Short problem | Where a line of the material contains the string "name", copy that line.

Given records |
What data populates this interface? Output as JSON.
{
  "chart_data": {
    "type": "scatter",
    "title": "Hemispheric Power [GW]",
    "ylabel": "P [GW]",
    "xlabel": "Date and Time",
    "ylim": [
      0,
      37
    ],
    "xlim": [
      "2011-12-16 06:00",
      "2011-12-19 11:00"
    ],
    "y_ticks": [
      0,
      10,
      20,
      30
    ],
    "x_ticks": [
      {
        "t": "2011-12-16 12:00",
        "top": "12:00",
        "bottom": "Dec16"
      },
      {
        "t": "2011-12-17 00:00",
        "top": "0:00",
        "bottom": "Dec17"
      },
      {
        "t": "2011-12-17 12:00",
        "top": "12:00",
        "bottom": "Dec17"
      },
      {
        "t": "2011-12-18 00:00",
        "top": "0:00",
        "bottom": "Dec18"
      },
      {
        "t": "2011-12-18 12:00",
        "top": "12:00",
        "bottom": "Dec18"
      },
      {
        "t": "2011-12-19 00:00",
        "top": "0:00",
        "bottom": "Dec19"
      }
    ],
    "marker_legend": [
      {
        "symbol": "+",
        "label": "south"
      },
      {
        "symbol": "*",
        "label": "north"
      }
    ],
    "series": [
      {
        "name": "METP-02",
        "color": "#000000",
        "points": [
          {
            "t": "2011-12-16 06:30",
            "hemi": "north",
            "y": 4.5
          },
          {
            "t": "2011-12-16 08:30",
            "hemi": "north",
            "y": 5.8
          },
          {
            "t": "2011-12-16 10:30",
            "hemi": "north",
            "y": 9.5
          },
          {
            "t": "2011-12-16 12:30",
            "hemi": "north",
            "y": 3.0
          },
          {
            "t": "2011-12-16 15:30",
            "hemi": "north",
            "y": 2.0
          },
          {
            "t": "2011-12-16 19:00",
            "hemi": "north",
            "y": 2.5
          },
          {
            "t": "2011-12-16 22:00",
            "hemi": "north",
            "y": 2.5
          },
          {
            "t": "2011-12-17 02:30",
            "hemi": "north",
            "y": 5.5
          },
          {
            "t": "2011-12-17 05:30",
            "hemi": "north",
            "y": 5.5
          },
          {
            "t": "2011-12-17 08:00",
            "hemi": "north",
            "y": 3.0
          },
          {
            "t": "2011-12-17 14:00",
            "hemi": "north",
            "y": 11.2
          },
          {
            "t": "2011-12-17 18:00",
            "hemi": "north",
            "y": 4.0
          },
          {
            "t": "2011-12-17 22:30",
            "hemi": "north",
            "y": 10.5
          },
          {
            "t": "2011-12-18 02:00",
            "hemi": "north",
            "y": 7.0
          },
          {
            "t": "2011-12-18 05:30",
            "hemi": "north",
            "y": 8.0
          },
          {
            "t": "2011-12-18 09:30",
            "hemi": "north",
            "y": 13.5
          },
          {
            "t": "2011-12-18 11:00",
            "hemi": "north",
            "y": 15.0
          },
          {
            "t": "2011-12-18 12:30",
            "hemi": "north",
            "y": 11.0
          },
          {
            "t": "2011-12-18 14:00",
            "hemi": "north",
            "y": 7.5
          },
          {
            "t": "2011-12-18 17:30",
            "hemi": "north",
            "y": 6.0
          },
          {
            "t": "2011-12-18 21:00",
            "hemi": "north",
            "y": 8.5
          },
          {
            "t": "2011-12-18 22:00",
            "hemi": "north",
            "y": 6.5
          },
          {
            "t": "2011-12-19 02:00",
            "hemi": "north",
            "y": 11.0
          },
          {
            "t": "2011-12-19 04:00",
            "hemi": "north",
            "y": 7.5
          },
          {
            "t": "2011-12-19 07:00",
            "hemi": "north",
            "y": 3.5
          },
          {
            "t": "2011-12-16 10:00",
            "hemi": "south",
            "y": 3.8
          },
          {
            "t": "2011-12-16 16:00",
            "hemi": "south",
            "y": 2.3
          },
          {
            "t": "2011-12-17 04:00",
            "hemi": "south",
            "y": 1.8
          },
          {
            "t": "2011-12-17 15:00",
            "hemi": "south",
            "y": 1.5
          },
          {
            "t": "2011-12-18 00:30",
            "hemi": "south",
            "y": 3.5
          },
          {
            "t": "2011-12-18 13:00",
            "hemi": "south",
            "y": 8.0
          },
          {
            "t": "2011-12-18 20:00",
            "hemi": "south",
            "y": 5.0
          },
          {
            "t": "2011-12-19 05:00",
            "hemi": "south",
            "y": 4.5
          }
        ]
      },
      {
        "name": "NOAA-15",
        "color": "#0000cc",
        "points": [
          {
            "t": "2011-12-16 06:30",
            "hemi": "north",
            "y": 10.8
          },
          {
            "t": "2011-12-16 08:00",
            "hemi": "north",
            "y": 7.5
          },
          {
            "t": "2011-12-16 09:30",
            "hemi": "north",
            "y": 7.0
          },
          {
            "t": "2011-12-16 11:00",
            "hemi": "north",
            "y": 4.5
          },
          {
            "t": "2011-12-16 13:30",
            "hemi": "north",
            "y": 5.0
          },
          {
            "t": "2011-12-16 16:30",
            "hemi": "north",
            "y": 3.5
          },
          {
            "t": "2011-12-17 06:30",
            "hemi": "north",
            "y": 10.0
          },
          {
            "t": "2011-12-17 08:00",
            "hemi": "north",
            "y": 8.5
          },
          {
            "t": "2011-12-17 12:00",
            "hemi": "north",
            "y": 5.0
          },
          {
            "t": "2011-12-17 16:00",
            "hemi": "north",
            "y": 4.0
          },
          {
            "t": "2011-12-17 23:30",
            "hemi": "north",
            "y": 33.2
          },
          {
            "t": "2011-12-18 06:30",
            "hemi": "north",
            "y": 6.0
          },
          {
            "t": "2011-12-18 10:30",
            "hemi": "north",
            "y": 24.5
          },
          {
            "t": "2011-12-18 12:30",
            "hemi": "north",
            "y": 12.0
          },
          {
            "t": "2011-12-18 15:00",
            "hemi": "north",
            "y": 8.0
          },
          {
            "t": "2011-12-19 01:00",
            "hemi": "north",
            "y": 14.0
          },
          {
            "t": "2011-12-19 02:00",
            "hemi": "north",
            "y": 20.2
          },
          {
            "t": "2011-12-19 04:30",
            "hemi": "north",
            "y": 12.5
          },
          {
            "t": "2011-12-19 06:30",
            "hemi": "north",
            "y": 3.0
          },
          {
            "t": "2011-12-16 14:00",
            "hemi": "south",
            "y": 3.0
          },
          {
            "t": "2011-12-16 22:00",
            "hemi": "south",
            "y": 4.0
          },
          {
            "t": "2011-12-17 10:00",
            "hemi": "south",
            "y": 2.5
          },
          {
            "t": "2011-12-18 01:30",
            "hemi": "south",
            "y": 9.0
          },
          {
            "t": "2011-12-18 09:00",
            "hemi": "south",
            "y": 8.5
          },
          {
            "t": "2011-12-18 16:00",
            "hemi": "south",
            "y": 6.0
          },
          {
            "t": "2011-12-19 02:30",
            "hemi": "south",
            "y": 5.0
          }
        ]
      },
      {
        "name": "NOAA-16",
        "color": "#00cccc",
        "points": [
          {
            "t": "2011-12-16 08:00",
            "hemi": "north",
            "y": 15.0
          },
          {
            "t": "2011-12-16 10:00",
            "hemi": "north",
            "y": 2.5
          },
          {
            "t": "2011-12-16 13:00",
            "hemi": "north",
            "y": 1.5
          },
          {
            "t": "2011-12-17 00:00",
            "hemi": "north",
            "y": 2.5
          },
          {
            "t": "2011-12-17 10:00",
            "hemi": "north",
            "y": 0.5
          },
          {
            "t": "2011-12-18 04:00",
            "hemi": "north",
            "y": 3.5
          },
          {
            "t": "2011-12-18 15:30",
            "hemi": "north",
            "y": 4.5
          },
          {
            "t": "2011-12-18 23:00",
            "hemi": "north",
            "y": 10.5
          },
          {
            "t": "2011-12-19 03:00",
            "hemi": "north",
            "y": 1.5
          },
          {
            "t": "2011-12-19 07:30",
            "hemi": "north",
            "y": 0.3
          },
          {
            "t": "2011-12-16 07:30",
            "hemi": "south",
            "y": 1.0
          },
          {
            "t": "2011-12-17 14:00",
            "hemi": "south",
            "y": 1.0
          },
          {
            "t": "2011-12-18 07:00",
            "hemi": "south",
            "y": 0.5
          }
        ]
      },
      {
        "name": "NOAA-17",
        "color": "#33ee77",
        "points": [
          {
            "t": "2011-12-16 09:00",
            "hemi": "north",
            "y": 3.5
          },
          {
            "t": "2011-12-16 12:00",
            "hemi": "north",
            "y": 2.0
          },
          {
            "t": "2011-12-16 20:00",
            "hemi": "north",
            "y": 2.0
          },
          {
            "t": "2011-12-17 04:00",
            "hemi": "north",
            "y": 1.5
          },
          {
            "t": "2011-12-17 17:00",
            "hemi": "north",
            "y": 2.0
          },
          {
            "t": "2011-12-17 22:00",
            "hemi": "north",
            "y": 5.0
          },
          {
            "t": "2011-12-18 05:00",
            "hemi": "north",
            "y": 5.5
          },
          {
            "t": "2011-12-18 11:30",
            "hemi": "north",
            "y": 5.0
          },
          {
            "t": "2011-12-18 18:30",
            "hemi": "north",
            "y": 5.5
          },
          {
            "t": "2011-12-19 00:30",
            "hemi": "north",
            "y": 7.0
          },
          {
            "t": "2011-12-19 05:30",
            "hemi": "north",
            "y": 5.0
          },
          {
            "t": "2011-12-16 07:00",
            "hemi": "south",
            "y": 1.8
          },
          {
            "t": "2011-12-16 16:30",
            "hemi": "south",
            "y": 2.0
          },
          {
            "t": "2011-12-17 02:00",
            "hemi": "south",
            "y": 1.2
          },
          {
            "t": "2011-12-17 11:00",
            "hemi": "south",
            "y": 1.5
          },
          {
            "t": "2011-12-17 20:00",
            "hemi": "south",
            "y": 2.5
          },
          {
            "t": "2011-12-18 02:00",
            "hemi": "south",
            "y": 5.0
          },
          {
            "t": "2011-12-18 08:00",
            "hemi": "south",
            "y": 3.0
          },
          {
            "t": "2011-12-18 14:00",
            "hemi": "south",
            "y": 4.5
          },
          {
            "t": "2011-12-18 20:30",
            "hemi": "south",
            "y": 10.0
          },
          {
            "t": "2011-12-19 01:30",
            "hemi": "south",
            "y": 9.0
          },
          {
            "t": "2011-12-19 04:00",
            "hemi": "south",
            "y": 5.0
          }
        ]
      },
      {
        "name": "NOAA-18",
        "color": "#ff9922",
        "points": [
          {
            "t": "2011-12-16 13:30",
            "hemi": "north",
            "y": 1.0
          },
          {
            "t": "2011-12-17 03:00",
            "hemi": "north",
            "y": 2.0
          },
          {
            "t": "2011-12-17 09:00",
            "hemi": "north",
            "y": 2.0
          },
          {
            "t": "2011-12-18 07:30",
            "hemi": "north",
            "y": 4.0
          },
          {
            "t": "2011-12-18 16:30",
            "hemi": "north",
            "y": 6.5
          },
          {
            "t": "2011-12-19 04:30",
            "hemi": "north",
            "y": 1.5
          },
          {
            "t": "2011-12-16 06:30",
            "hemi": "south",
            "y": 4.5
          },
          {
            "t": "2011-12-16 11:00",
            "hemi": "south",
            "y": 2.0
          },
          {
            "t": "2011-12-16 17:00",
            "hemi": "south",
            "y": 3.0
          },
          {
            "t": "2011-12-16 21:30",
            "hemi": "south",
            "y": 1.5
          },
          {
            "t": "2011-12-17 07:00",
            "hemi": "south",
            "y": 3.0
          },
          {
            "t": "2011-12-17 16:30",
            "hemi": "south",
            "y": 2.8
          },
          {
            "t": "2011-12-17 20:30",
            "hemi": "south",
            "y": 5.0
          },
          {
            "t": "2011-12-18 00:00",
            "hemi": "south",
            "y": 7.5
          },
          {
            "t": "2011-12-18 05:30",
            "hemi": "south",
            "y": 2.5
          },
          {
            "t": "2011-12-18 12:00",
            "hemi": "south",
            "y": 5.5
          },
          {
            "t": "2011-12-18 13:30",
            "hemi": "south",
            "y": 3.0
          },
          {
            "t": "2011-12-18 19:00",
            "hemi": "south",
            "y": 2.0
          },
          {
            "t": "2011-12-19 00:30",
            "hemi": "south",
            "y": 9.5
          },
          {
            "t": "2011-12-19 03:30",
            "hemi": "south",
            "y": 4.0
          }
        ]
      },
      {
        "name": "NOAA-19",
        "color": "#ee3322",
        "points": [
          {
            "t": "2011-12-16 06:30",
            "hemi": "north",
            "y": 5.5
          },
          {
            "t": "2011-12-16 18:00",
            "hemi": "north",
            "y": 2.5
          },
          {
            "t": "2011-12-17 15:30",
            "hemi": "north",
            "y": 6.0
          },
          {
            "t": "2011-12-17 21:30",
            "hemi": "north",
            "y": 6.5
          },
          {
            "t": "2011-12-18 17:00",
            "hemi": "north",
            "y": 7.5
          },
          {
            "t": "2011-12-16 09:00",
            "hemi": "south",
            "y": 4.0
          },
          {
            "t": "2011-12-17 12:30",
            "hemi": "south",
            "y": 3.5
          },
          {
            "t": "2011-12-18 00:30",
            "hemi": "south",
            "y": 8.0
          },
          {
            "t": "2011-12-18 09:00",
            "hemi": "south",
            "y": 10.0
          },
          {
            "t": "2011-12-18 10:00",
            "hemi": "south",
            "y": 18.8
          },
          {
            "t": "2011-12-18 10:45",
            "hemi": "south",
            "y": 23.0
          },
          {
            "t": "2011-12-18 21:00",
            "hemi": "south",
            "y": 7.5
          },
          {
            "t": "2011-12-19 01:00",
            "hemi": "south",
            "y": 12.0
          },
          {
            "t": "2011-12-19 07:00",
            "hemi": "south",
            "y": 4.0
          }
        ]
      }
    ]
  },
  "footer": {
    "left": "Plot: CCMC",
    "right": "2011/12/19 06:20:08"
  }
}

The reply |
        "name": "METP-02",
        "name": "NOAA-15",
        "name": "NOAA-16",
        "name": "NOAA-17",
        "name": "NOAA-18",
        "name": "NOAA-19",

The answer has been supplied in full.